YOUR TASK:
Return the listing below unchanged, minus its pictures.

Dataset records
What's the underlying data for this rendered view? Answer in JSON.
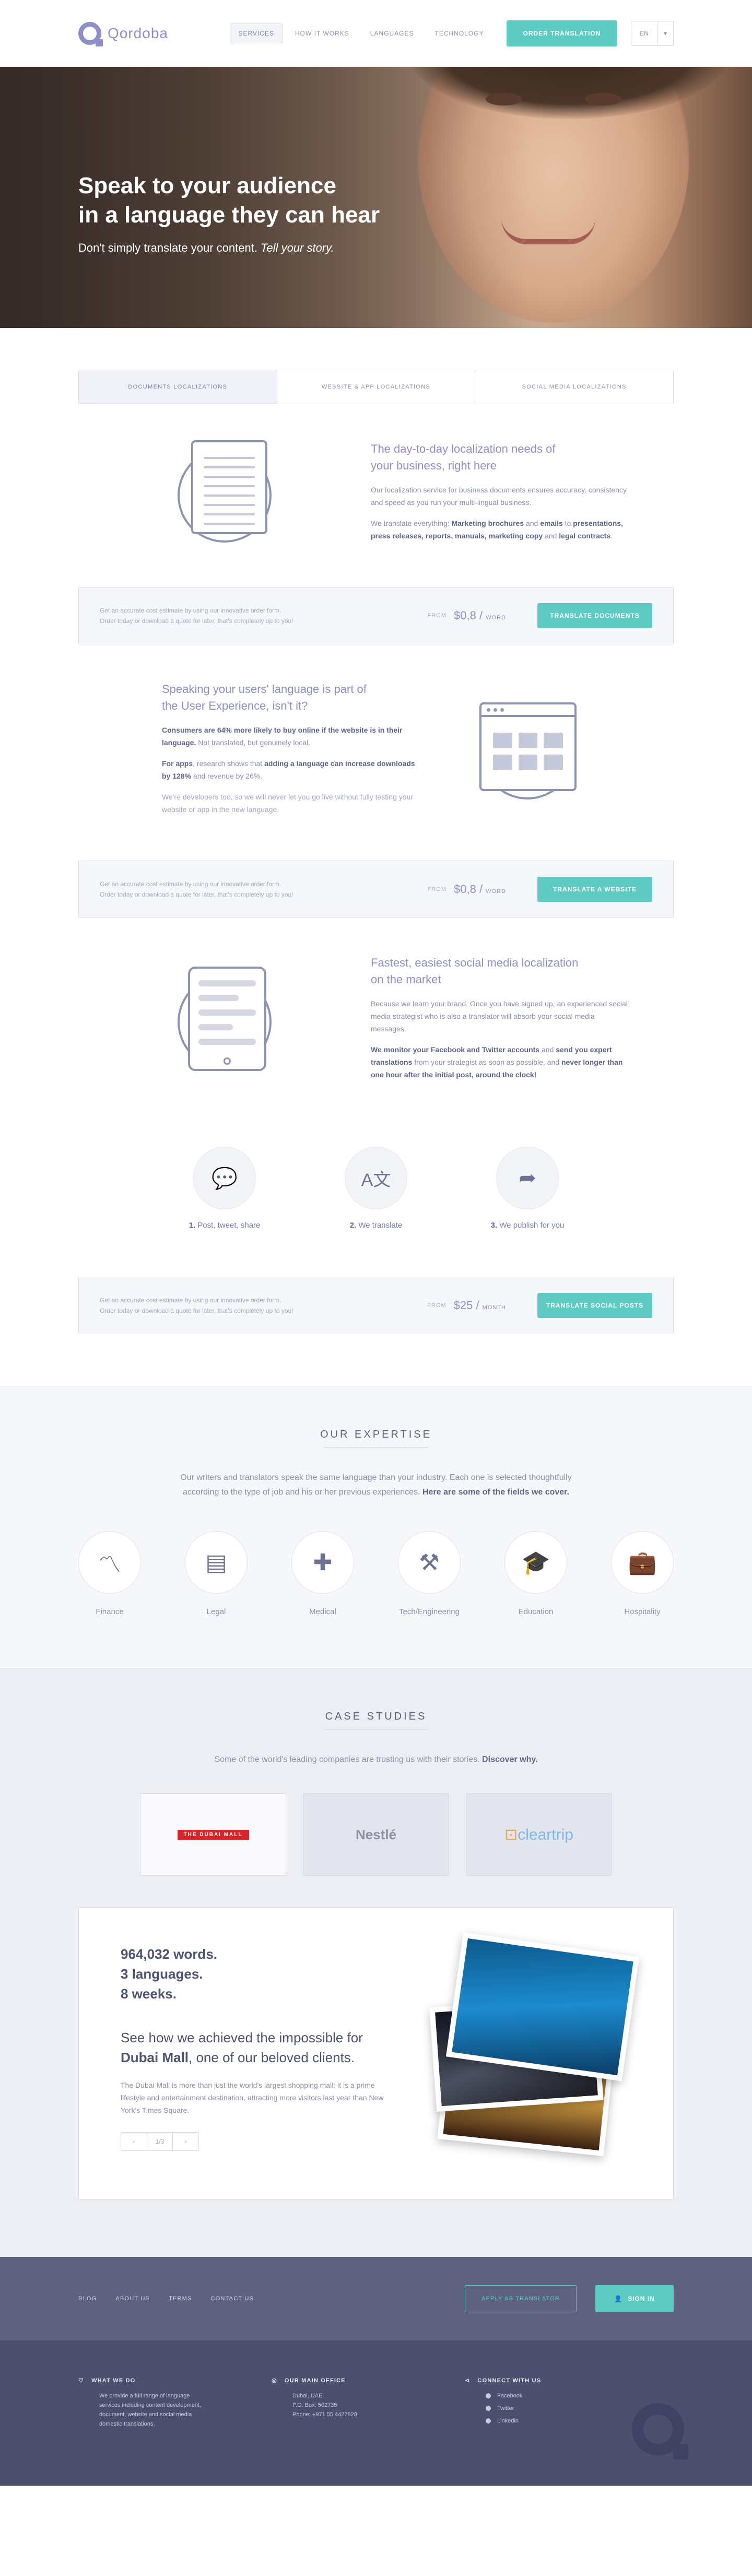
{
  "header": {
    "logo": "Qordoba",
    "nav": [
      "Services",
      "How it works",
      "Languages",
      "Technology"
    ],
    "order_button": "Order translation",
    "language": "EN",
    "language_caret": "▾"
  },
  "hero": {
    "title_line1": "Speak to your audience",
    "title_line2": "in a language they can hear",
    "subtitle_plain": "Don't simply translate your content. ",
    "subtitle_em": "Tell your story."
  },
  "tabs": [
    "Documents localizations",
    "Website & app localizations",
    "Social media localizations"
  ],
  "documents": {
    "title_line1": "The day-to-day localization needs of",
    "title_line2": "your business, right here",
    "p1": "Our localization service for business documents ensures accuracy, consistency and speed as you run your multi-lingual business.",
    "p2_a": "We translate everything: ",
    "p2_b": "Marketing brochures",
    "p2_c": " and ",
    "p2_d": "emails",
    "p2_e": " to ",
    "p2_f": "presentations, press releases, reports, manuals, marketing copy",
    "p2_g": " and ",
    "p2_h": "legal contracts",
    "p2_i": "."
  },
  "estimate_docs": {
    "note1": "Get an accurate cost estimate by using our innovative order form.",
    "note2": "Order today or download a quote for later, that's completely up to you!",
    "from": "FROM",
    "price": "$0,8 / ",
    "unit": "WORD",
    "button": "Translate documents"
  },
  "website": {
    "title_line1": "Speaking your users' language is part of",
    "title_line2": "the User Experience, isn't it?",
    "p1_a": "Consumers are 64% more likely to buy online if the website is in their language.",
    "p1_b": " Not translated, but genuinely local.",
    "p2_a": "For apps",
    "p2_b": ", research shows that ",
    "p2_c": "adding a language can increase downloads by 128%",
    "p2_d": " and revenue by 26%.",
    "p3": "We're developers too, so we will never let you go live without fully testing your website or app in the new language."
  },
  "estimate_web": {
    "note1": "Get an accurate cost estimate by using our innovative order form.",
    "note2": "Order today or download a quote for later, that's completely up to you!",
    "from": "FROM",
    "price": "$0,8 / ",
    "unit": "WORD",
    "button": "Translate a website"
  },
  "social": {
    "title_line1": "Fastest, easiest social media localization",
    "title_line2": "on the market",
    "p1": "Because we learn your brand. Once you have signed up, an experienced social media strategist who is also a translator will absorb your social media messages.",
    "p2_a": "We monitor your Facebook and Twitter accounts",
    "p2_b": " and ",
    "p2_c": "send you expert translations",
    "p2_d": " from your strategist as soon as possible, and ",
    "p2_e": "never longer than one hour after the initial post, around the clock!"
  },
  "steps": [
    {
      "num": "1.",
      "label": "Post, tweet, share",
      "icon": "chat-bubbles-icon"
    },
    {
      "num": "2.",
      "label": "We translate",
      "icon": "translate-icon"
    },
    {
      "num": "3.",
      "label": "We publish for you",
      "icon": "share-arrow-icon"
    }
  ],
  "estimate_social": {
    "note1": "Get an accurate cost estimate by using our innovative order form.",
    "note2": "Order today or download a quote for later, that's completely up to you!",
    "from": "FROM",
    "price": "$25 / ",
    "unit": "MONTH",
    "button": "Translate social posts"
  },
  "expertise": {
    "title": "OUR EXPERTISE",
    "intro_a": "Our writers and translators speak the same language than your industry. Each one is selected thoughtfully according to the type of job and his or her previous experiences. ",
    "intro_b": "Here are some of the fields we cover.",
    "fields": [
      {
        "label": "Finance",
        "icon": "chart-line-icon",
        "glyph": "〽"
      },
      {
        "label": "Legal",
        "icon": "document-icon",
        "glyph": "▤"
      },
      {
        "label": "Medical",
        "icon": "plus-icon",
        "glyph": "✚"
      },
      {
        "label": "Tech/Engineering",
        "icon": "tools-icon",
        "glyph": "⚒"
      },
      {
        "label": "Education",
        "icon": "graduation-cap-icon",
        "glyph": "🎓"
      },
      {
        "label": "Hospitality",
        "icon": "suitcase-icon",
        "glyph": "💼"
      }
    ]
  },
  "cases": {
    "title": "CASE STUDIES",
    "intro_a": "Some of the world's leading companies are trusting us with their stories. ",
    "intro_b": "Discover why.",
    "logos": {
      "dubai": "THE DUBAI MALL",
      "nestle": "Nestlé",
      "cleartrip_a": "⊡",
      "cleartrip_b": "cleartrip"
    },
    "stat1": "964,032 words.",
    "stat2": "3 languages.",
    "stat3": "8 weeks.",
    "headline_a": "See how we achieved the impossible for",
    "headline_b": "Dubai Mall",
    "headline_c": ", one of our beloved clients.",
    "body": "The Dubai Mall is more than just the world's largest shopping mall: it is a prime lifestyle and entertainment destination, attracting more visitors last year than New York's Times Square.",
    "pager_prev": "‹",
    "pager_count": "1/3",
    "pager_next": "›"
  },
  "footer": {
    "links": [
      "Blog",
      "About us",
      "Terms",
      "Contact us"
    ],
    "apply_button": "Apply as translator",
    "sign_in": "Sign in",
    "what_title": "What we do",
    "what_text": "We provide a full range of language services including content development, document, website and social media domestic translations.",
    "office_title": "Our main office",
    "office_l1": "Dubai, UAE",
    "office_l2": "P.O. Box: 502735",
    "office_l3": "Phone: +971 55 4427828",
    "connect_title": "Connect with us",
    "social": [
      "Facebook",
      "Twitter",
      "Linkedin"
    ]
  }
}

SOLUTION TO THIS PROBLEM:
What's the underlying data for this rendered view? Answer in JSON.
{
  "header": {
    "logo": "Qordoba",
    "nav": [
      "Services",
      "How it works",
      "Languages",
      "Technology"
    ],
    "order_button": "Order translation",
    "language": "EN",
    "language_caret": "▾"
  },
  "hero": {
    "title_line1": "Speak to your audience",
    "title_line2": "in a language they can hear",
    "subtitle_plain": "Don't simply translate your content. ",
    "subtitle_em": "Tell your story."
  },
  "tabs": [
    "Documents localizations",
    "Website & app localizations",
    "Social media localizations"
  ],
  "documents": {
    "title_line1": "The day-to-day localization needs of",
    "title_line2": "your business, right here",
    "p1": "Our localization service for business documents ensures accuracy, consistency and speed as you run your multi-lingual business.",
    "p2_a": "We translate everything: ",
    "p2_b": "Marketing brochures",
    "p2_c": " and ",
    "p2_d": "emails",
    "p2_e": " to ",
    "p2_f": "presentations, press releases, reports, manuals, marketing copy",
    "p2_g": " and ",
    "p2_h": "legal contracts",
    "p2_i": "."
  },
  "estimate_docs": {
    "note1": "Get an accurate cost estimate by using our innovative order form.",
    "note2": "Order today or download a quote for later, that's completely up to you!",
    "from": "FROM",
    "price": "$0,8 / ",
    "unit": "WORD",
    "button": "Translate documents"
  },
  "website": {
    "title_line1": "Speaking your users' language is part of",
    "title_line2": "the User Experience, isn't it?",
    "p1_a": "Consumers are 64% more likely to buy online if the website is in their language.",
    "p1_b": " Not translated, but genuinely local.",
    "p2_a": "For apps",
    "p2_b": ", research shows that ",
    "p2_c": "adding a language can increase downloads by 128%",
    "p2_d": " and revenue by 26%.",
    "p3": "We're developers too, so we will never let you go live without fully testing your website or app in the new language."
  },
  "estimate_web": {
    "note1": "Get an accurate cost estimate by using our innovative order form.",
    "note2": "Order today or download a quote for later, that's completely up to you!",
    "from": "FROM",
    "price": "$0,8 / ",
    "unit": "WORD",
    "button": "Translate a website"
  },
  "social": {
    "title_line1": "Fastest, easiest social media localization",
    "title_line2": "on the market",
    "p1": "Because we learn your brand. Once you have signed up, an experienced social media strategist who is also a translator will absorb your social media messages.",
    "p2_a": "We monitor your Facebook and Twitter accounts",
    "p2_b": " and ",
    "p2_c": "send you expert translations",
    "p2_d": " from your strategist as soon as possible, and ",
    "p2_e": "never longer than one hour after the initial post, around the clock!"
  },
  "steps": [
    {
      "num": "1.",
      "label": "Post, tweet, share",
      "icon": "chat-bubbles-icon"
    },
    {
      "num": "2.",
      "label": "We translate",
      "icon": "translate-icon"
    },
    {
      "num": "3.",
      "label": "We publish for you",
      "icon": "share-arrow-icon"
    }
  ],
  "estimate_social": {
    "note1": "Get an accurate cost estimate by using our innovative order form.",
    "note2": "Order today or download a quote for later, that's completely up to you!",
    "from": "FROM",
    "price": "$25 / ",
    "unit": "MONTH",
    "button": "Translate social posts"
  },
  "expertise": {
    "title": "OUR EXPERTISE",
    "intro_a": "Our writers and translators speak the same language than your industry. Each one is selected thoughtfully according to the type of job and his or her previous experiences. ",
    "intro_b": "Here are some of the fields we cover.",
    "fields": [
      {
        "label": "Finance",
        "icon": "chart-line-icon",
        "glyph": "〽"
      },
      {
        "label": "Legal",
        "icon": "document-icon",
        "glyph": "▤"
      },
      {
        "label": "Medical",
        "icon": "plus-icon",
        "glyph": "✚"
      },
      {
        "label": "Tech/Engineering",
        "icon": "tools-icon",
        "glyph": "⚒"
      },
      {
        "label": "Education",
        "icon": "graduation-cap-icon",
        "glyph": "🎓"
      },
      {
        "label": "Hospitality",
        "icon": "suitcase-icon",
        "glyph": "💼"
      }
    ]
  },
  "cases": {
    "title": "CASE STUDIES",
    "intro_a": "Some of the world's leading companies are trusting us with their stories. ",
    "intro_b": "Discover why.",
    "logos": {
      "dubai": "THE DUBAI MALL",
      "nestle": "Nestlé",
      "cleartrip_a": "⊡",
      "cleartrip_b": "cleartrip"
    },
    "stat1": "964,032 words.",
    "stat2": "3 languages.",
    "stat3": "8 weeks.",
    "headline_a": "See how we achieved the impossible for",
    "headline_b": "Dubai Mall",
    "headline_c": ", one of our beloved clients.",
    "body": "The Dubai Mall is more than just the world's largest shopping mall: it is a prime lifestyle and entertainment destination, attracting more visitors last year than New York's Times Square.",
    "pager_prev": "‹",
    "pager_count": "1/3",
    "pager_next": "›"
  },
  "footer": {
    "links": [
      "Blog",
      "About us",
      "Terms",
      "Contact us"
    ],
    "apply_button": "Apply as translator",
    "sign_in": "Sign in",
    "what_title": "What we do",
    "what_text": "We provide a full range of language services including content development, document, website and social media domestic translations.",
    "office_title": "Our main office",
    "office_l1": "Dubai, UAE",
    "office_l2": "P.O. Box: 502735",
    "office_l3": "Phone: +971 55 4427828",
    "connect_title": "Connect with us",
    "social": [
      "Facebook",
      "Twitter",
      "Linkedin"
    ]
  }
}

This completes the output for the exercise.